▸ **Entries from a dataset**

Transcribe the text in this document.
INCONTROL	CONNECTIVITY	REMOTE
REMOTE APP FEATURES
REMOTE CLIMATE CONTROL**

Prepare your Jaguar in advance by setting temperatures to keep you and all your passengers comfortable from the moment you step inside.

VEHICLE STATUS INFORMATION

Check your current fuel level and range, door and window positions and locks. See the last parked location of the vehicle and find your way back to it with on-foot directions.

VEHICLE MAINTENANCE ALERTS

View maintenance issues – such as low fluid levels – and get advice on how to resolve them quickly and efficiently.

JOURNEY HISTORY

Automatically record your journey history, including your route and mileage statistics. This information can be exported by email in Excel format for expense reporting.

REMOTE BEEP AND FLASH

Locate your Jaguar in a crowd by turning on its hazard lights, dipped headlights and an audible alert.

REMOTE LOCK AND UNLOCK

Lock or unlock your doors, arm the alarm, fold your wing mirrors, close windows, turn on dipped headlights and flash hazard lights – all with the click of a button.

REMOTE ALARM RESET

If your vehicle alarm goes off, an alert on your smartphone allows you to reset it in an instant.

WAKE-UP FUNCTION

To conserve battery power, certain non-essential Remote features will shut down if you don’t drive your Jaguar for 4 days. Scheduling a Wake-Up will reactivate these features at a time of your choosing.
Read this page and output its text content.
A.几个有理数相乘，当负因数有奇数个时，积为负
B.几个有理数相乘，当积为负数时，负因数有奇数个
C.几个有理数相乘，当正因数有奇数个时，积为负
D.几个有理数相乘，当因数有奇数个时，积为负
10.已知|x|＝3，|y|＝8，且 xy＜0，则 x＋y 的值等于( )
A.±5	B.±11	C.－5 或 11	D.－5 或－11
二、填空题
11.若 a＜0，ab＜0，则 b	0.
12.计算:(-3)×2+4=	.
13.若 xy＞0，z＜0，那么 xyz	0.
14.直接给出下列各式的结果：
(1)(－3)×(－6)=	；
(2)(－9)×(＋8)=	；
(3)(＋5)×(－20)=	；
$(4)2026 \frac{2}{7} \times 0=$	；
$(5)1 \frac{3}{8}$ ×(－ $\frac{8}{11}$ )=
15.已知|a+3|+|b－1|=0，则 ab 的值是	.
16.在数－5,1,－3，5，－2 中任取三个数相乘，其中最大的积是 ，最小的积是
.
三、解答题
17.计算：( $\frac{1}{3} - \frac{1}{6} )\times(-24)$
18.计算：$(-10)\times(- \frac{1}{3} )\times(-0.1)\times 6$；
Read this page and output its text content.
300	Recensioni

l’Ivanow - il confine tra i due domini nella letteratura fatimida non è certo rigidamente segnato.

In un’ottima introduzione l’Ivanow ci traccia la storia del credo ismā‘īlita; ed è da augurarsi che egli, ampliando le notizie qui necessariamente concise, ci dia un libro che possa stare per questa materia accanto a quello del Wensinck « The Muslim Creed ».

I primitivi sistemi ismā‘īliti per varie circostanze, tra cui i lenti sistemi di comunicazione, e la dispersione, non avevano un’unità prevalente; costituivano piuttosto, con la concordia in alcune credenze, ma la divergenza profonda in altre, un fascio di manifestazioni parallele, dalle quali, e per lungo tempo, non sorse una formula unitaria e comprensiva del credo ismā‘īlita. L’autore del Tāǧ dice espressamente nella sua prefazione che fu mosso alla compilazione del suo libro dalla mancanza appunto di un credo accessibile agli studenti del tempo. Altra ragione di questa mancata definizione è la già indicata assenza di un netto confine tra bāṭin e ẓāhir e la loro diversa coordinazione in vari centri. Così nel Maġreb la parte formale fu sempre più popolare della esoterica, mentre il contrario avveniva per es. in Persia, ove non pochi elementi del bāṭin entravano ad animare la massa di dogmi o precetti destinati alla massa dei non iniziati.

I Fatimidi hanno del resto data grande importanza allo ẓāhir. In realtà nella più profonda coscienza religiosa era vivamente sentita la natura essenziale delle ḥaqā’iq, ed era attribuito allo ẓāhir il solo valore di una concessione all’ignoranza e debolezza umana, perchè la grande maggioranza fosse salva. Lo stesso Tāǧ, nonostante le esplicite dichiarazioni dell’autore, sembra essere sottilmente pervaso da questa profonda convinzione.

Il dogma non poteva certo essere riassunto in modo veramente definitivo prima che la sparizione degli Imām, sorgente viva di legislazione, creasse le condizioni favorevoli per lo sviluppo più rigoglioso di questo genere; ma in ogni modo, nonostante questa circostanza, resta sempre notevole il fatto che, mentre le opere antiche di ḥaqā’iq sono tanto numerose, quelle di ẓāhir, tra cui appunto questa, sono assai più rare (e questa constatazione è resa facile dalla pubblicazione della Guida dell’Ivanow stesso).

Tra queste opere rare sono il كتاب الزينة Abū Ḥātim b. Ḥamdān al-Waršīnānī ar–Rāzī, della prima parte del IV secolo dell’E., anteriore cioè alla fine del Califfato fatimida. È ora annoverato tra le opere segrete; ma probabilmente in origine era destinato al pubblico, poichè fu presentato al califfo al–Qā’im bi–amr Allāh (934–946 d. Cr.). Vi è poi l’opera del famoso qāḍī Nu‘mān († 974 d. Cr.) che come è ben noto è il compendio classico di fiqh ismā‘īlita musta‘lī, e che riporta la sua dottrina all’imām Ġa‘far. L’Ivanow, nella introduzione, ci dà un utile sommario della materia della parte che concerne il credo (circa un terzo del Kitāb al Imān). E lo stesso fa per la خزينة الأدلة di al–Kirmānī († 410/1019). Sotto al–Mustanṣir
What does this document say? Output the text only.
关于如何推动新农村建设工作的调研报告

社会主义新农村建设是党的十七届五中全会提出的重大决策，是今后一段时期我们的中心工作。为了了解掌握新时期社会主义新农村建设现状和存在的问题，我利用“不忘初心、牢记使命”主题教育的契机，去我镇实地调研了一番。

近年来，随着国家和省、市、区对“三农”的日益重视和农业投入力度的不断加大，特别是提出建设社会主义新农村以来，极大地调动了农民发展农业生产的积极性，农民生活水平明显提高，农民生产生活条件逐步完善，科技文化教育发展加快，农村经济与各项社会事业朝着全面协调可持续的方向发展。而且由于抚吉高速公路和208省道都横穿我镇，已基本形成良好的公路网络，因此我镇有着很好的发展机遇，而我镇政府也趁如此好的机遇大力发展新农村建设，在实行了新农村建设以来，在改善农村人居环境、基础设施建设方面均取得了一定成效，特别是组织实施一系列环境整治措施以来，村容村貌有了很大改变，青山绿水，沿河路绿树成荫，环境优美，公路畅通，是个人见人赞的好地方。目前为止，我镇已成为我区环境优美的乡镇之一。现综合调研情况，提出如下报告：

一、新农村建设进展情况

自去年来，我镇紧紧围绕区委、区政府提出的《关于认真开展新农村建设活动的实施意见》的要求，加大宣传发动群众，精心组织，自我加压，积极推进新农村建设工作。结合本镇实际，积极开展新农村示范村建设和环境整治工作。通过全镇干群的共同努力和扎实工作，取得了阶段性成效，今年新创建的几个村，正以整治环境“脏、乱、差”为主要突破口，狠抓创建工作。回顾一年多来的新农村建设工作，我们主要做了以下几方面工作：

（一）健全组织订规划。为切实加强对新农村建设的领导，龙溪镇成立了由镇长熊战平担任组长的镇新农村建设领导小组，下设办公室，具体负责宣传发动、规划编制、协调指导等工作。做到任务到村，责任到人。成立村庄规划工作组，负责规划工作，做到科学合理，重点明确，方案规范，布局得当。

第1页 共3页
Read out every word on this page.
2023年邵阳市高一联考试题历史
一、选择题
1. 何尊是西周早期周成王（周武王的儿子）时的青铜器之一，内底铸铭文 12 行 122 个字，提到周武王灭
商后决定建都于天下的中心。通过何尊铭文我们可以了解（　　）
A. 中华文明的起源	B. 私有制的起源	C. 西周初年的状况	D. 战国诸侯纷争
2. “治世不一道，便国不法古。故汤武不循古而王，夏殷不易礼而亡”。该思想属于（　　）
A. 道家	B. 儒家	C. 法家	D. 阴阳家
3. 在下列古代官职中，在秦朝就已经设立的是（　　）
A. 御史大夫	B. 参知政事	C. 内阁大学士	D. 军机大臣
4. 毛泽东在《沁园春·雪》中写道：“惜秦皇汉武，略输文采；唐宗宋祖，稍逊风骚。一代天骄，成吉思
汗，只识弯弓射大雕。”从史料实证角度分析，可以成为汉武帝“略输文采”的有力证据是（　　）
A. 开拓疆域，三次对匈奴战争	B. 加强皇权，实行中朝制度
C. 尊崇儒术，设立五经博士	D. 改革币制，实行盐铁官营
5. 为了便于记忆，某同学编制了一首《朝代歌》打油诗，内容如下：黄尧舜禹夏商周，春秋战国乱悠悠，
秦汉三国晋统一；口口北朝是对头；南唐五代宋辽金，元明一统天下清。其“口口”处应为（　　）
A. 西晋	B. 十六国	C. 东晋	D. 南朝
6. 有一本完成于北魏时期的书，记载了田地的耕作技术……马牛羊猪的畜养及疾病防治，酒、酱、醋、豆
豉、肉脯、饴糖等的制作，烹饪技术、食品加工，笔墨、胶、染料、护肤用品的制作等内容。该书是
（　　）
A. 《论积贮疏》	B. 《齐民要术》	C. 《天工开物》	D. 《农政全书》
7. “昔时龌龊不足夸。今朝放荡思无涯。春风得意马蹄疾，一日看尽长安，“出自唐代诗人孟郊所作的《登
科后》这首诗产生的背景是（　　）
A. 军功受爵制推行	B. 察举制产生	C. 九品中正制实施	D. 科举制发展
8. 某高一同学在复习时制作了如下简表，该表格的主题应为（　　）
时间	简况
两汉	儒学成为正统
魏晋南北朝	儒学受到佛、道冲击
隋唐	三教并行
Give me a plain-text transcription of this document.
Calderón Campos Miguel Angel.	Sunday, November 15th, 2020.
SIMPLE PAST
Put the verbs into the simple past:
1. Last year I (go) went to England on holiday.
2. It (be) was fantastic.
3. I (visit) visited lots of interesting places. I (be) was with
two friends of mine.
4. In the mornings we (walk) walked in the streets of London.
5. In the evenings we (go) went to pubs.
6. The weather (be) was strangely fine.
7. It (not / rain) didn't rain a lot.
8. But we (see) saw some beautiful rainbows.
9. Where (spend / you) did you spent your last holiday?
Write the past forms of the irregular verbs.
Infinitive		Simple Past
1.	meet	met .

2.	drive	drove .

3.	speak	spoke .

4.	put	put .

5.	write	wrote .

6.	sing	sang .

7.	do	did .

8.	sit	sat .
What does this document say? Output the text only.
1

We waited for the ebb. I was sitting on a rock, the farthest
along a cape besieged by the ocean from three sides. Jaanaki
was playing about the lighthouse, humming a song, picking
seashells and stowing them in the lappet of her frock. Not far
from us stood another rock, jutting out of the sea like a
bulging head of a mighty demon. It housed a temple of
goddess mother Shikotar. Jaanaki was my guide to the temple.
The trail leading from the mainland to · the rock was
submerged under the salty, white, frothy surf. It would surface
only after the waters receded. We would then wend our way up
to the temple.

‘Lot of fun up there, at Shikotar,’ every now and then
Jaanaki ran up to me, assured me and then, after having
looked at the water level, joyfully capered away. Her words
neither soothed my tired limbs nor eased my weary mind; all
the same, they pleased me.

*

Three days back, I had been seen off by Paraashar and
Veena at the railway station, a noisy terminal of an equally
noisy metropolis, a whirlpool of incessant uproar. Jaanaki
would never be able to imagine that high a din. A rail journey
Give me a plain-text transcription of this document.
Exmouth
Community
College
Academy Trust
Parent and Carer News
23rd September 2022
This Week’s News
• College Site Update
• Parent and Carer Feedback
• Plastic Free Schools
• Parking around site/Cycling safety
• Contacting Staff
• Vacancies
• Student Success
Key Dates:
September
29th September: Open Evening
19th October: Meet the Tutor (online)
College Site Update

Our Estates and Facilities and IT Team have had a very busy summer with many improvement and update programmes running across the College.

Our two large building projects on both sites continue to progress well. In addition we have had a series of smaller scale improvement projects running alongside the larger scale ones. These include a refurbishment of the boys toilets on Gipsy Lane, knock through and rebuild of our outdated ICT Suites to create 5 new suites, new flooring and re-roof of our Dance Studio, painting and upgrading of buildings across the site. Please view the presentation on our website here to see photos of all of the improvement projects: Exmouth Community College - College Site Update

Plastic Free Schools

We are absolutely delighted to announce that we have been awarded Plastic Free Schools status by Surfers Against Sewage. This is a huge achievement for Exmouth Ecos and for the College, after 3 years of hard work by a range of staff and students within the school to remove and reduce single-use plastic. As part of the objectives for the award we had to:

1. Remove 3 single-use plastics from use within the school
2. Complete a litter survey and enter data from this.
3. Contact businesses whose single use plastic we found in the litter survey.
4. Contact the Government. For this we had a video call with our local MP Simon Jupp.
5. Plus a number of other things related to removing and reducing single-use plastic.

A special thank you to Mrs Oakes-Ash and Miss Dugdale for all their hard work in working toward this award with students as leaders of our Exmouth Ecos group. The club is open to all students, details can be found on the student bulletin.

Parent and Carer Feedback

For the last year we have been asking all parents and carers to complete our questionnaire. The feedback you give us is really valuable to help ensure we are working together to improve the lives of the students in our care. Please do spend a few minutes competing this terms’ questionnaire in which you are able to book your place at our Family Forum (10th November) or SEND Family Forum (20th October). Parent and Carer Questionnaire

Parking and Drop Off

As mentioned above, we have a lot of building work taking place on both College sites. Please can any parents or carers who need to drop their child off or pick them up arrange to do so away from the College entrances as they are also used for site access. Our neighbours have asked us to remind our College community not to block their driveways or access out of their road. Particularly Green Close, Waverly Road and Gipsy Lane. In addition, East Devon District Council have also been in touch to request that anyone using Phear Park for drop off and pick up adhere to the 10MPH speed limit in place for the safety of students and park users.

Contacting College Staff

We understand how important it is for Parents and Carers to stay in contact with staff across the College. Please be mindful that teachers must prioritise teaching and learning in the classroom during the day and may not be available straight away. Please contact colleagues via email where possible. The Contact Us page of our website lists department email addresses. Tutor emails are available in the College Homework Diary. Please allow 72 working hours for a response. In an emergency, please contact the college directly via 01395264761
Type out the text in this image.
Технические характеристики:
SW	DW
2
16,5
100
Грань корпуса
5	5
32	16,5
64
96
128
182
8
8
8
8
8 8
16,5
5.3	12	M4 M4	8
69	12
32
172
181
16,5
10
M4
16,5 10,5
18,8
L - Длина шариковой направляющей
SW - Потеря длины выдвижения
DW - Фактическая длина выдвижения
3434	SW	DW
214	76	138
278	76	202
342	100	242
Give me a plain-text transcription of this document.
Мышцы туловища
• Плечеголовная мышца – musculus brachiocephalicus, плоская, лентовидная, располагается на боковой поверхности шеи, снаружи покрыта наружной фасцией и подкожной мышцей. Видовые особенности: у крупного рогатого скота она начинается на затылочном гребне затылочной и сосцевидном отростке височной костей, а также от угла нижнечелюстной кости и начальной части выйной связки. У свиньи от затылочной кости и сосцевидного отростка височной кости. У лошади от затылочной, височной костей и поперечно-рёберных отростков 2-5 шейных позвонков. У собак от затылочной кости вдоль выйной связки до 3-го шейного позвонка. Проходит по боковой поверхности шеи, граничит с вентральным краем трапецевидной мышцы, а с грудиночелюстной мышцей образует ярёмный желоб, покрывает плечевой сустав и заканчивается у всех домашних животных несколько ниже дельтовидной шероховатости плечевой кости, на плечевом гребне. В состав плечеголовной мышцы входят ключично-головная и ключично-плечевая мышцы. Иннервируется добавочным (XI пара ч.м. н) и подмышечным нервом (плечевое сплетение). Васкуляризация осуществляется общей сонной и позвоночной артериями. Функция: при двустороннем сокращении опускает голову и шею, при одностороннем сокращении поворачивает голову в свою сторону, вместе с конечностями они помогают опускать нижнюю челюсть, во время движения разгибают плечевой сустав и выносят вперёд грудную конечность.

▸ **WRITTEN INSTRUCTION**
Count how many lines above carry the word "page". Only the number is required.

▸ **RESPONSE FOR THIS EXERCISE**
4